SHORT EXERCISE
How many lines in this material include the string "solid"? Answer with the number and nothing further.

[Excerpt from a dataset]
+ + + +
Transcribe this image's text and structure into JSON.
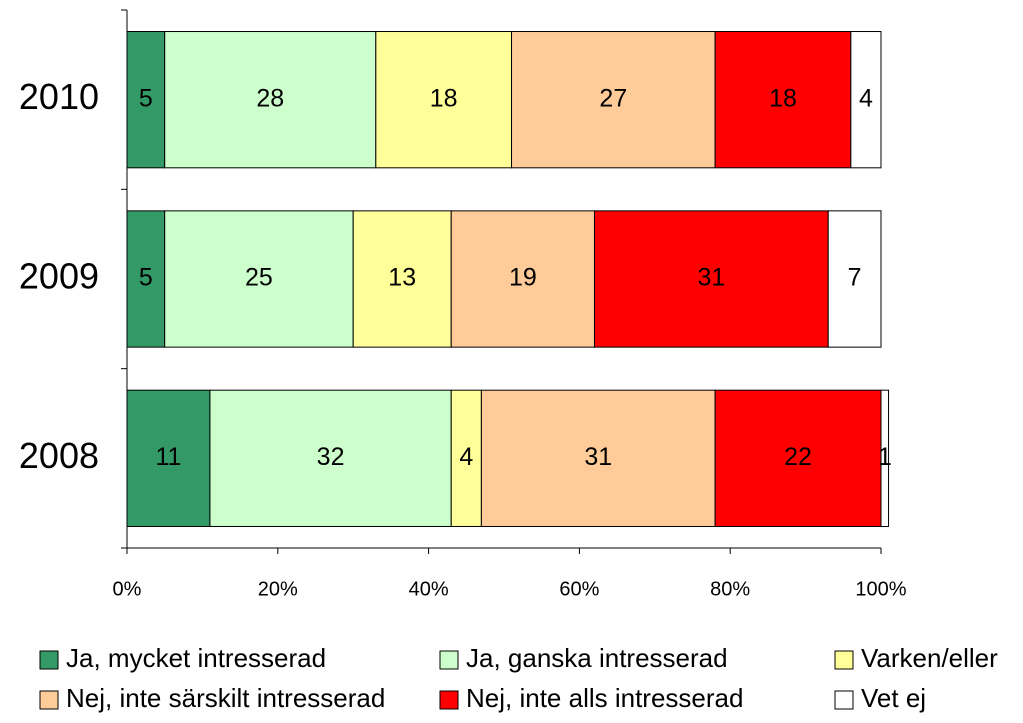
{
  "chart_data": {
    "type": "stacked-barh",
    "categories": [
      "2010",
      "2009",
      "2008"
    ],
    "series": [
      {
        "name": "Ja, mycket intresserad",
        "color": "#339966",
        "values": [
          5,
          5,
          11
        ]
      },
      {
        "name": "Ja, ganska intresserad",
        "color": "#ccffcc",
        "values": [
          28,
          25,
          32
        ]
      },
      {
        "name": "Varken/eller",
        "color": "#ffff99",
        "values": [
          18,
          13,
          4
        ]
      },
      {
        "name": "Nej, inte särskilt intresserad",
        "color": "#ffcc99",
        "values": [
          27,
          19,
          31
        ]
      },
      {
        "name": "Nej, inte alls intresserad",
        "color": "#ff0000",
        "values": [
          18,
          31,
          22
        ]
      },
      {
        "name": "Vet ej",
        "color": "#ffffff",
        "values": [
          4,
          7,
          1
        ]
      }
    ],
    "xlim": [
      0,
      100
    ],
    "xticks": [
      {
        "value": 0,
        "label": "0%"
      },
      {
        "value": 20,
        "label": "20%"
      },
      {
        "value": 40,
        "label": "40%"
      },
      {
        "value": 60,
        "label": "60%"
      },
      {
        "value": 80,
        "label": "80%"
      },
      {
        "value": 100,
        "label": "100%"
      }
    ],
    "legend": "bottom"
  }
}
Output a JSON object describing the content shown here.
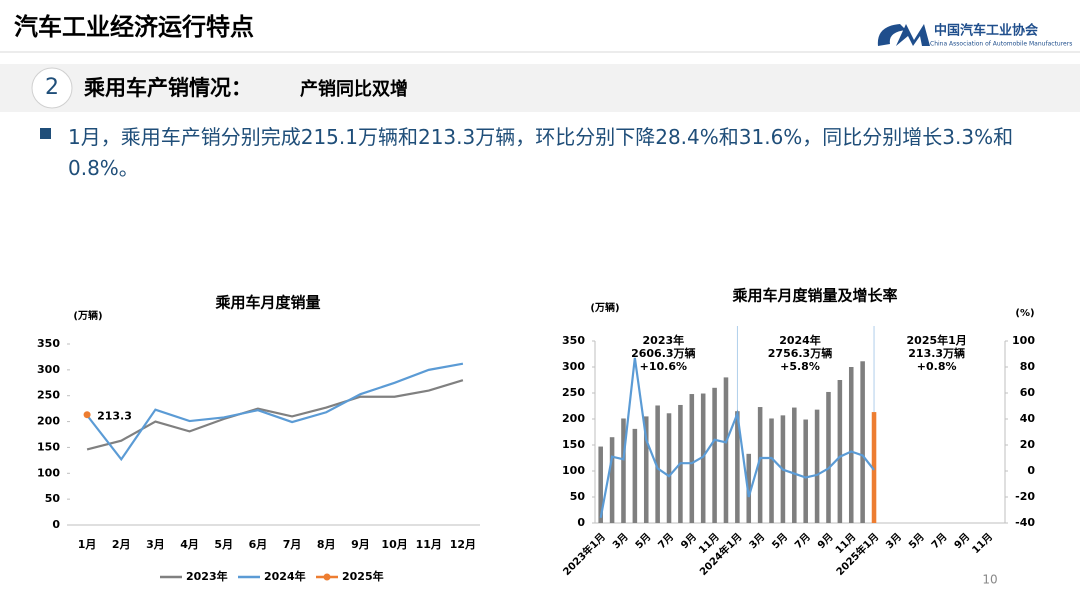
{
  "header": {
    "title": "汽车工业经济运行特点",
    "logo_cn": "中国汽车工业协会",
    "logo_en": "China Association of Automobile Manufacturers"
  },
  "section": {
    "number": "2",
    "title": "乘用车产销情况：",
    "subtitle": "产销同比双增"
  },
  "bullet": "1月，乘用车产销分别完成215.1万辆和213.3万辆，环比分别下降28.4%和31.6%，同比分别增长3.3%和0.8%。",
  "page_number": "10",
  "chart_data": [
    {
      "type": "line",
      "title": "乘用车月度销量",
      "y_unit": "(万辆)",
      "categories": [
        "1月",
        "2月",
        "3月",
        "4月",
        "5月",
        "6月",
        "7月",
        "8月",
        "9月",
        "10月",
        "11月",
        "12月"
      ],
      "series": [
        {
          "name": "2023年",
          "color": "#808080",
          "values": [
            146,
            163,
            200,
            181,
            205,
            225,
            210,
            227,
            248,
            248,
            260,
            280
          ]
        },
        {
          "name": "2024年",
          "color": "#5b9bd5",
          "values": [
            212,
            127,
            223,
            201,
            208,
            222,
            199,
            218,
            253,
            275,
            300,
            312
          ]
        },
        {
          "name": "2025年",
          "color": "#ed7d31",
          "marker": true,
          "data_labels": true,
          "values": [
            213.3,
            null,
            null,
            null,
            null,
            null,
            null,
            null,
            null,
            null,
            null,
            null
          ]
        }
      ],
      "ylim": [
        0,
        350
      ],
      "yticks": [
        0,
        50,
        100,
        150,
        200,
        250,
        300,
        350
      ],
      "grid": false,
      "legend": "bottom"
    },
    {
      "type": "bar_line",
      "title": "乘用车月度销量及增长率",
      "y_unit": "(万辆)",
      "y2_unit": "(%)",
      "categories": [
        "2023年1月",
        null,
        "3月",
        null,
        "5月",
        null,
        "7月",
        null,
        "9月",
        null,
        "11月",
        null,
        "2024年1月",
        null,
        "3月",
        null,
        "5月",
        null,
        "7月",
        null,
        "9月",
        null,
        "11月",
        null,
        "2025年1月",
        null,
        "3月",
        null,
        "5月",
        null,
        "7月",
        null,
        "9月",
        null,
        "11月",
        null
      ],
      "series": [
        {
          "type": "bar",
          "color": "#7f7f7f",
          "values": [
            147,
            165,
            201,
            181,
            205,
            226,
            211,
            227,
            248,
            249,
            260,
            280,
            215,
            133,
            223,
            201,
            207,
            222,
            199,
            218,
            252,
            275,
            300,
            311,
            null,
            null,
            null,
            null,
            null,
            null,
            null,
            null,
            null,
            null,
            null,
            null
          ]
        },
        {
          "type": "bar",
          "color": "#ed7d31",
          "values": [
            null,
            null,
            null,
            null,
            null,
            null,
            null,
            null,
            null,
            null,
            null,
            null,
            null,
            null,
            null,
            null,
            null,
            null,
            null,
            null,
            null,
            null,
            null,
            null,
            213.3,
            null,
            null,
            null,
            null,
            null,
            null,
            null,
            null,
            null,
            null,
            null
          ]
        },
        {
          "type": "line",
          "axis": "y2",
          "color": "#5b9bd5",
          "values": [
            -36,
            11,
            9,
            87,
            24,
            2,
            -4,
            6,
            6,
            11,
            24,
            22,
            44,
            -20,
            10,
            10,
            1,
            -2,
            -5,
            -3,
            2,
            11,
            15,
            12,
            0.8,
            null,
            null,
            null,
            null,
            null,
            null,
            null,
            null,
            null,
            null,
            null
          ]
        }
      ],
      "annotations": [
        [
          "2023年",
          "2606.3万辆",
          "+10.6%"
        ],
        [
          "2024年",
          "2756.3万辆",
          "+5.8%"
        ],
        [
          "2025年1月",
          "213.3万辆",
          "+0.8%"
        ]
      ],
      "ylim": [
        0,
        350
      ],
      "yticks": [
        0,
        50,
        100,
        150,
        200,
        250,
        300,
        350
      ],
      "y2lim": [
        -40,
        100
      ],
      "y2ticks": [
        -40,
        -20,
        0,
        20,
        40,
        60,
        80,
        100
      ],
      "grid": false
    }
  ]
}
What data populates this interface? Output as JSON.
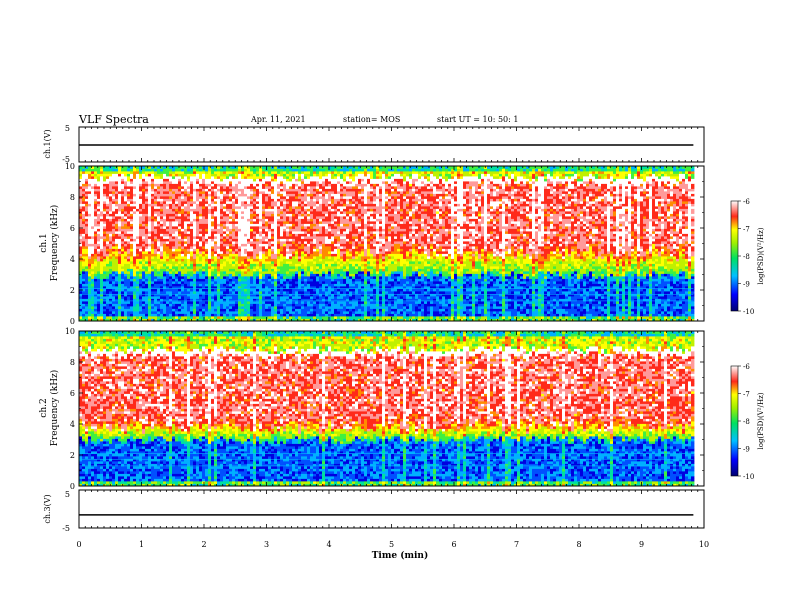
{
  "header": {
    "title": "VLF Spectra",
    "date": "Apr. 11, 2021",
    "station": "station= MOS",
    "start": "start  UT =   10: 50: 1"
  },
  "chart_data": [
    {
      "type": "line",
      "ylabel": "ch.1(V)",
      "yticks": [
        "5",
        "-5"
      ],
      "ylim": [
        -5,
        5
      ],
      "description_level": 0
    },
    {
      "type": "heatmap",
      "ylabel_top": "ch.1",
      "ylabel": "Frequency (kHz)",
      "yticks": [
        "0",
        "2",
        "4",
        "6",
        "8",
        "10"
      ],
      "ylim": [
        0,
        10
      ],
      "colorbar": {
        "label": "log(PSD)(V²/Hz)",
        "ticks": [
          "-6",
          "-7",
          "-8",
          "-9",
          "-10"
        ],
        "range": [
          -10,
          -6
        ]
      },
      "bands_khz": {
        "red": [
          4.5,
          9.0
        ],
        "noise_floor": [
          0,
          3
        ]
      }
    },
    {
      "type": "heatmap",
      "ylabel_top": "ch.2",
      "ylabel": "Frequency (kHz)",
      "yticks": [
        "0",
        "2",
        "4",
        "6",
        "8",
        "10"
      ],
      "ylim": [
        0,
        10
      ],
      "colorbar": {
        "label": "log(PSD)(V²/Hz)",
        "ticks": [
          "-6",
          "-7",
          "-8",
          "-9",
          "-10"
        ],
        "range": [
          -10,
          -6
        ]
      },
      "bands_khz": {
        "red": [
          4.0,
          8.5
        ],
        "noise_floor": [
          0,
          3
        ]
      }
    },
    {
      "type": "line",
      "ylabel": "ch.3(V)",
      "yticks": [
        "5",
        "-5"
      ],
      "ylim": [
        -5,
        5
      ],
      "description_level": -0.5
    }
  ],
  "xaxis": {
    "label": "Time (min)",
    "ticks": [
      "0",
      "1",
      "2",
      "3",
      "4",
      "5",
      "6",
      "7",
      "8",
      "9",
      "10"
    ],
    "xlim": [
      0,
      10
    ],
    "data_end": 9.83
  }
}
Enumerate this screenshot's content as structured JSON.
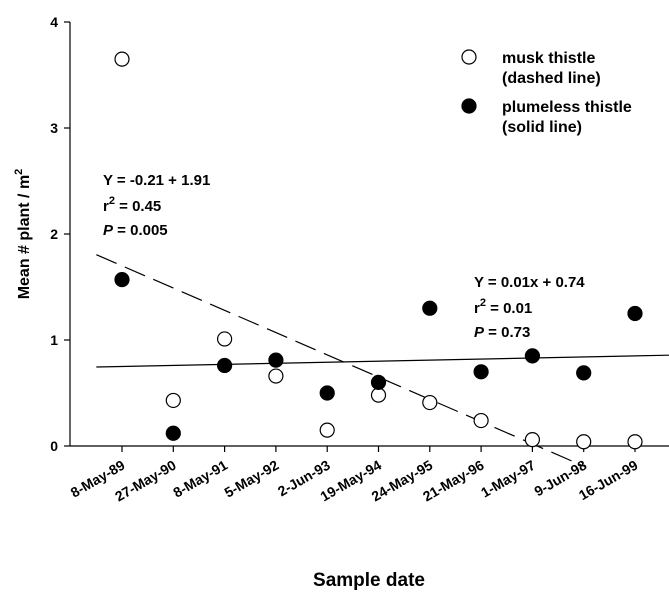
{
  "chart_data": {
    "type": "scatter",
    "xlabel": "Sample date",
    "ylabel": "Mean # plant / m",
    "ylabel_sup": "2",
    "ylim": [
      0,
      4
    ],
    "yticks": [
      "0",
      "1",
      "2",
      "3",
      "4"
    ],
    "categories": [
      "8-May-89",
      "27-May-90",
      "8-May-91",
      "5-May-92",
      "2-Jun-93",
      "19-May-94",
      "24-May-95",
      "21-May-96",
      "1-May-97",
      "9-Jun-98",
      "16-Jun-99"
    ],
    "series": [
      {
        "name": "musk thistle",
        "name_line2": "(dashed line)",
        "marker": "open-circle",
        "values": [
          3.65,
          0.43,
          1.01,
          0.66,
          0.15,
          0.48,
          0.41,
          0.24,
          0.06,
          0.04,
          0.04
        ],
        "fit": {
          "intercept": 1.91,
          "slope": -0.21,
          "line_style": "dashed",
          "until_x": 9
        }
      },
      {
        "name": "plumeless thistle",
        "name_line2": "(solid line)",
        "marker": "filled-circle",
        "values": [
          1.57,
          0.12,
          0.76,
          0.81,
          0.5,
          0.6,
          1.3,
          0.7,
          0.85,
          0.69,
          1.25
        ],
        "fit": {
          "intercept": 0.74,
          "slope": 0.01,
          "line_style": "solid"
        }
      }
    ],
    "annotations": [
      {
        "id": "musk",
        "line1": "Y = -0.21 + 1.91",
        "r2_label": "r",
        "r2_sup": "2",
        "r2_value": " = 0.45",
        "p_label": "P",
        "p_value": " = 0.005"
      },
      {
        "id": "plumeless",
        "line1": "Y = 0.01x + 0.74",
        "r2_label": "r",
        "r2_sup": "2",
        "r2_value": " = 0.01",
        "p_label": "P",
        "p_value": " = 0.73"
      }
    ],
    "legend_position": "top-right",
    "grid": false
  }
}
+ + + +
FINAL RESULT
2